- [Aim] Every line below that mentions the word "JSON" should be copied out.

[Records provided start]

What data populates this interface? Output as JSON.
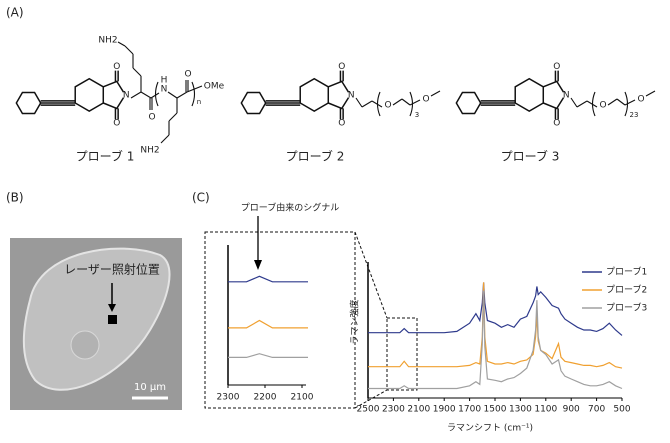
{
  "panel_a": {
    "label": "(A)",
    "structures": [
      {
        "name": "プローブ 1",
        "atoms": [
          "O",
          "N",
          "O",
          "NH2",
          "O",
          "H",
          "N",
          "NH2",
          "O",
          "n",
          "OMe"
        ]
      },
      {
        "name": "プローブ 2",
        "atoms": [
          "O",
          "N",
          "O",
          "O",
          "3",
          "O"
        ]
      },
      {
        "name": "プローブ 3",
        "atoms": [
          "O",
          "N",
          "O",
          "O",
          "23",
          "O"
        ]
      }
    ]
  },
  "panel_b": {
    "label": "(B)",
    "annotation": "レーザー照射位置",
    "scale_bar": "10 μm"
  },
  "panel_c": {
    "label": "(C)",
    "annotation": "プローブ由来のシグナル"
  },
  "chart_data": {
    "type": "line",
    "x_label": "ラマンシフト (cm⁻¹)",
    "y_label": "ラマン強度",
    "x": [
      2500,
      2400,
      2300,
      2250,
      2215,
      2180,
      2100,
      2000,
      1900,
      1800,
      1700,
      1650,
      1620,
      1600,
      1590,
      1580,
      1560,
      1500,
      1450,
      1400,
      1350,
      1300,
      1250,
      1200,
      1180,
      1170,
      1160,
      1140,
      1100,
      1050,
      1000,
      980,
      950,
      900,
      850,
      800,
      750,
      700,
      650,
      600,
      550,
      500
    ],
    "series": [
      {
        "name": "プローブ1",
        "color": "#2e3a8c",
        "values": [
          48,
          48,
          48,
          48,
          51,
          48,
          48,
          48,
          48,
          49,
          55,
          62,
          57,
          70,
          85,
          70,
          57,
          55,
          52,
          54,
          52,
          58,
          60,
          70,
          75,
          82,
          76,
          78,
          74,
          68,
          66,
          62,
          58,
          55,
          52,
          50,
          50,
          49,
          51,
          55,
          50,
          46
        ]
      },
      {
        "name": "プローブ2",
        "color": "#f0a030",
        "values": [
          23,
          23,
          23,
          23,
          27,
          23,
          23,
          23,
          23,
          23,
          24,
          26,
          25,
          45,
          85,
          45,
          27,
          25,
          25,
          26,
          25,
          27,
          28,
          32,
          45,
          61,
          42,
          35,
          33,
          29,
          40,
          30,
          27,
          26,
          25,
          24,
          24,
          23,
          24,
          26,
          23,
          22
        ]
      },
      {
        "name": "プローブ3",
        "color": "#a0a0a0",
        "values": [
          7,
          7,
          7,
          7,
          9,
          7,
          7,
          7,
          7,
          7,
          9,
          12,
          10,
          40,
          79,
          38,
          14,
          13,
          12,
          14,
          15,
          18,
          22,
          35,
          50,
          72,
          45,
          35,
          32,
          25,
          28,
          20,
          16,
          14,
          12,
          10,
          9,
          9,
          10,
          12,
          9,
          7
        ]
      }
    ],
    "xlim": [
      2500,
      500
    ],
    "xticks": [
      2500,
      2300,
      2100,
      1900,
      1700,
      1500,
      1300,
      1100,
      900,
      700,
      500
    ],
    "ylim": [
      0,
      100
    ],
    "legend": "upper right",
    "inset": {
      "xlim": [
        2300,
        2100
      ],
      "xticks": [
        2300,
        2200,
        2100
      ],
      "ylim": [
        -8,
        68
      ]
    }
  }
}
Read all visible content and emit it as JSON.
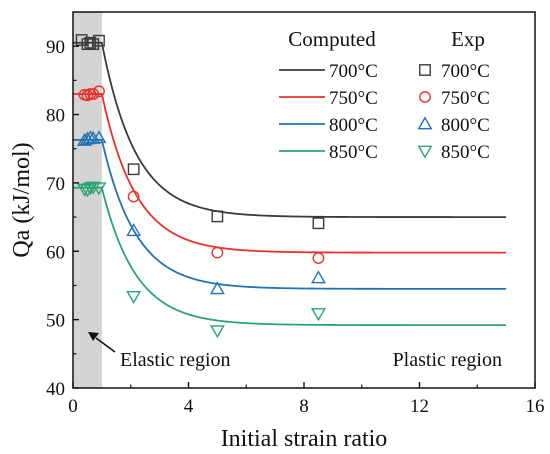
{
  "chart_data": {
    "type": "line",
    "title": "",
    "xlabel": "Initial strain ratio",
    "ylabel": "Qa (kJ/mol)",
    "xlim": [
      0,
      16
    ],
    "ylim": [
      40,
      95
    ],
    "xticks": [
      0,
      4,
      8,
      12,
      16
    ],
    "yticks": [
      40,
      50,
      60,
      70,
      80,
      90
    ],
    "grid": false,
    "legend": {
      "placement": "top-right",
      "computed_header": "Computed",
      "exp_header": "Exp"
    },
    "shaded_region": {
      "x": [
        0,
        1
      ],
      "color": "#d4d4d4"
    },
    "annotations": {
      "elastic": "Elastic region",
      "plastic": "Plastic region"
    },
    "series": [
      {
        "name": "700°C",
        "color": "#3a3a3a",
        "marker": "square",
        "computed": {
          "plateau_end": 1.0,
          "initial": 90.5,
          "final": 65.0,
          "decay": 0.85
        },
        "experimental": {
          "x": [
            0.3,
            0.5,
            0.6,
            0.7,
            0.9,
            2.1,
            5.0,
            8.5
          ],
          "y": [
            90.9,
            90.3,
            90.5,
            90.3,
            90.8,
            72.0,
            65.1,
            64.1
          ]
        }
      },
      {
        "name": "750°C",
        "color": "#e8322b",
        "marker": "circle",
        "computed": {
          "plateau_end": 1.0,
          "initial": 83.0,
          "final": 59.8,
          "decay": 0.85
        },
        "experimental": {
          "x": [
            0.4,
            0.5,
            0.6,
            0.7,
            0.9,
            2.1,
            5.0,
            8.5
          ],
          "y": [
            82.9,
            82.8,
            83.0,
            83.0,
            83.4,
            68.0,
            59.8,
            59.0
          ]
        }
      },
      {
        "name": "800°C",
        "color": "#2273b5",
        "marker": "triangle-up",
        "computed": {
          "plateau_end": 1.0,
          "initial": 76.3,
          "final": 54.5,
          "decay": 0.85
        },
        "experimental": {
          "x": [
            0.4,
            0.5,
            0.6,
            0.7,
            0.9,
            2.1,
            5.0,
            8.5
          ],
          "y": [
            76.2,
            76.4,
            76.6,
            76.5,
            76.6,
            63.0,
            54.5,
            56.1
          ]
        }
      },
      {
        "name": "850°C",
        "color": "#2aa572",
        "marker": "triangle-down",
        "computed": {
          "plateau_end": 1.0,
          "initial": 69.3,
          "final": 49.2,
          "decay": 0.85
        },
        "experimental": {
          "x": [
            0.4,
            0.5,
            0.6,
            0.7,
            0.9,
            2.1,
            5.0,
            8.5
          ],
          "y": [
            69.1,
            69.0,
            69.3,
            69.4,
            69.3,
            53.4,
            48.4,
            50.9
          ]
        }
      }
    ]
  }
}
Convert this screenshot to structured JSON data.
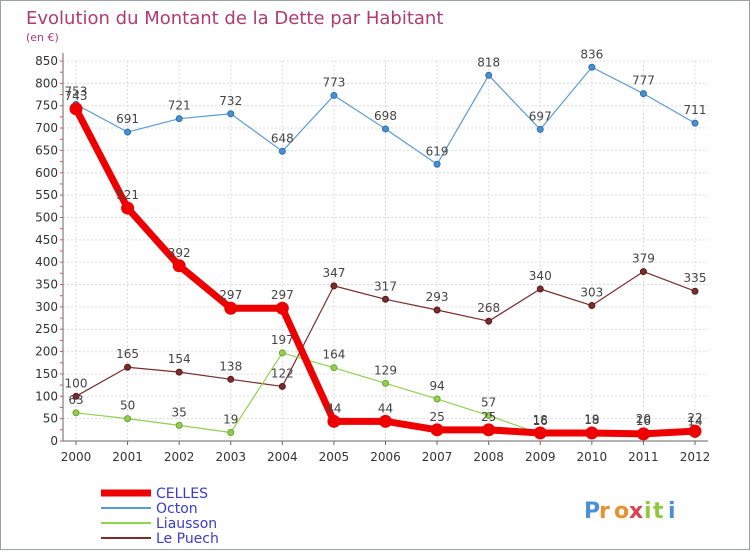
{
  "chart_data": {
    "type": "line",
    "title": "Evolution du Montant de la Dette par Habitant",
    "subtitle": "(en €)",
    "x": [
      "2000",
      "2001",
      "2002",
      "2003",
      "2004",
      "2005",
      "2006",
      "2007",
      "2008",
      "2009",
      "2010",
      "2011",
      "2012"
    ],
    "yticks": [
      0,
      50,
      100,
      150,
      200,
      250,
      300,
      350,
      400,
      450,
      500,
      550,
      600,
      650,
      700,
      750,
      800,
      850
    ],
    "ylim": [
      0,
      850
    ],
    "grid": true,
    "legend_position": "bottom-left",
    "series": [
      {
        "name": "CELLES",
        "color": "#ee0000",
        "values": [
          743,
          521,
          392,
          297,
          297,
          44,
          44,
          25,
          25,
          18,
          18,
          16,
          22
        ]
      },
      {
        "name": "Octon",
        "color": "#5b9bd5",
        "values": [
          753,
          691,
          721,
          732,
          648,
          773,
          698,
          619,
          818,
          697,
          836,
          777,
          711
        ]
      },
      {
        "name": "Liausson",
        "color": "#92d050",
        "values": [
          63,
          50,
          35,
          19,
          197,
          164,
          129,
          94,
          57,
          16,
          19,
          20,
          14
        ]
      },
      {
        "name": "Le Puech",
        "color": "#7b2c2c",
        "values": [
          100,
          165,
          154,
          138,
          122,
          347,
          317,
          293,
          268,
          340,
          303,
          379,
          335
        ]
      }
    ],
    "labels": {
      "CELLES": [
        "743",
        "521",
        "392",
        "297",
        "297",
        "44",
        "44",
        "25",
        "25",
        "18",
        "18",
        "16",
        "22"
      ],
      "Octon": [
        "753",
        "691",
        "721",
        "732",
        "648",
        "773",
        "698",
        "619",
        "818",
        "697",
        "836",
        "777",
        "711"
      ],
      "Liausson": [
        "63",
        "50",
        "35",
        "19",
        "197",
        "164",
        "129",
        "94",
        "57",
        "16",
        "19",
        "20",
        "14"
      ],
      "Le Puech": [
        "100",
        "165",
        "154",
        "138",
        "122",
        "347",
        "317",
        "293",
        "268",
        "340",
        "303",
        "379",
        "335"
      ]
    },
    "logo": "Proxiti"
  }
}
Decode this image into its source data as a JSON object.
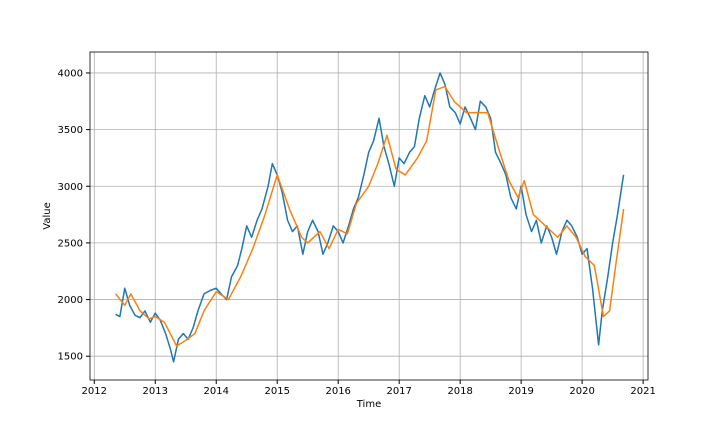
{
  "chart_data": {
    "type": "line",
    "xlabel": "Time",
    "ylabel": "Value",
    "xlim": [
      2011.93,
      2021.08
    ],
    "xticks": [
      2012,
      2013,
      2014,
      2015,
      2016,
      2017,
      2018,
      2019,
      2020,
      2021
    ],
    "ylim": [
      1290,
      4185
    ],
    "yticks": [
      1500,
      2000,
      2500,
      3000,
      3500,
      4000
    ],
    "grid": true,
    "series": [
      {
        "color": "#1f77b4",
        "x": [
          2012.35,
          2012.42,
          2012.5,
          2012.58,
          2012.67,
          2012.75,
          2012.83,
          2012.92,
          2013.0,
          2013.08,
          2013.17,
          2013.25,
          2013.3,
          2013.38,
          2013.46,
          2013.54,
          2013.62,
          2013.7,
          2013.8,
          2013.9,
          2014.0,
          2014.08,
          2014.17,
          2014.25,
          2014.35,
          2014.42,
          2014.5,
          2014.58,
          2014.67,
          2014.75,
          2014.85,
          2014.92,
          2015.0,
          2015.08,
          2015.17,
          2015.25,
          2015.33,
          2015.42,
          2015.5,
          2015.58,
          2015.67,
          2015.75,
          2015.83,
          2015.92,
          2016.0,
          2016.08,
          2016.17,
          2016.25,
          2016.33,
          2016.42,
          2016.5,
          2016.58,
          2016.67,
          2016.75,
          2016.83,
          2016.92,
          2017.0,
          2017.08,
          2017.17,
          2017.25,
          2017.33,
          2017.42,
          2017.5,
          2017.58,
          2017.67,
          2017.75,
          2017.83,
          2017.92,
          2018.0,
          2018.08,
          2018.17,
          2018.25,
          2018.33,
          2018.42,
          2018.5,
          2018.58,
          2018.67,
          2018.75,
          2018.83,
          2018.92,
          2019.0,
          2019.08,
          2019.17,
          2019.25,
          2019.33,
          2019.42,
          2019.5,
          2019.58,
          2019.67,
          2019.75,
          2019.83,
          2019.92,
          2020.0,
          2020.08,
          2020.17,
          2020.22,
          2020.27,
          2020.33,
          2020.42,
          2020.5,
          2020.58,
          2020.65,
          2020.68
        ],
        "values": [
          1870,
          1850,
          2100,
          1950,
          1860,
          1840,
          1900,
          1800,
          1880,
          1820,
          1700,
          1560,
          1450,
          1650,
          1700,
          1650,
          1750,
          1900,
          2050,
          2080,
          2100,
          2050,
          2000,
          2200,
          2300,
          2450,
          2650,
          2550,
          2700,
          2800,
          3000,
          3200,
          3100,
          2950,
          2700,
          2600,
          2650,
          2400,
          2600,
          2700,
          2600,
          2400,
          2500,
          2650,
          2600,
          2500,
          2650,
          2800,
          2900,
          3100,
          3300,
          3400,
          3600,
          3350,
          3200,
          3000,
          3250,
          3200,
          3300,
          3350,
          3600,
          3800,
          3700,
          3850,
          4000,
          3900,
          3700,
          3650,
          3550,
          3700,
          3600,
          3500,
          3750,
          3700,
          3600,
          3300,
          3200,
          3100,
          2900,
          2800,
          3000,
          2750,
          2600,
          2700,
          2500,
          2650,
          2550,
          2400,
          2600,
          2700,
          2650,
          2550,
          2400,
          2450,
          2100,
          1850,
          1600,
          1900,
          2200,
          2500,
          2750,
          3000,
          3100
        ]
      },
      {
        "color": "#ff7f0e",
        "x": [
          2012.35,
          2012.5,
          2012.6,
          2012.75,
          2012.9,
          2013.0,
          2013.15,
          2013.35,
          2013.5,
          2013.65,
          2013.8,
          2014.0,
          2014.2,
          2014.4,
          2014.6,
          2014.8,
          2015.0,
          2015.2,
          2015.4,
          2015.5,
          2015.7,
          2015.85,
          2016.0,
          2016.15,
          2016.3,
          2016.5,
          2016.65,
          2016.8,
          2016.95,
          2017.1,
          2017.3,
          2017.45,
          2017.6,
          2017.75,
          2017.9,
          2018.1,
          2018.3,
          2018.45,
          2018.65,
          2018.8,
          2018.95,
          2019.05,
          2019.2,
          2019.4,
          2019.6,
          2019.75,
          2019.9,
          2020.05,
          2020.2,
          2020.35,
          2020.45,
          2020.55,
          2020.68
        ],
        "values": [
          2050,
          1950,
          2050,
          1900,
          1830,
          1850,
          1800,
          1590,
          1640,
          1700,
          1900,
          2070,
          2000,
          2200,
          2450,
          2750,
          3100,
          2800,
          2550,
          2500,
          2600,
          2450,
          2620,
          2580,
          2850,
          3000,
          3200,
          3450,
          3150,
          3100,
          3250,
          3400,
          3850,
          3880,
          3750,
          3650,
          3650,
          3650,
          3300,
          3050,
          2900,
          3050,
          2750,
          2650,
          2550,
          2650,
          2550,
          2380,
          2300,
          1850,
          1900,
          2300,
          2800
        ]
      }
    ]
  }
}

[Records provided end]

- [The output]
What data populates this interface? Output as JSON.
Read all visible content and emit it as JSON.
Convert this screenshot to structured JSON data.
Decode this image into its source data as a JSON object.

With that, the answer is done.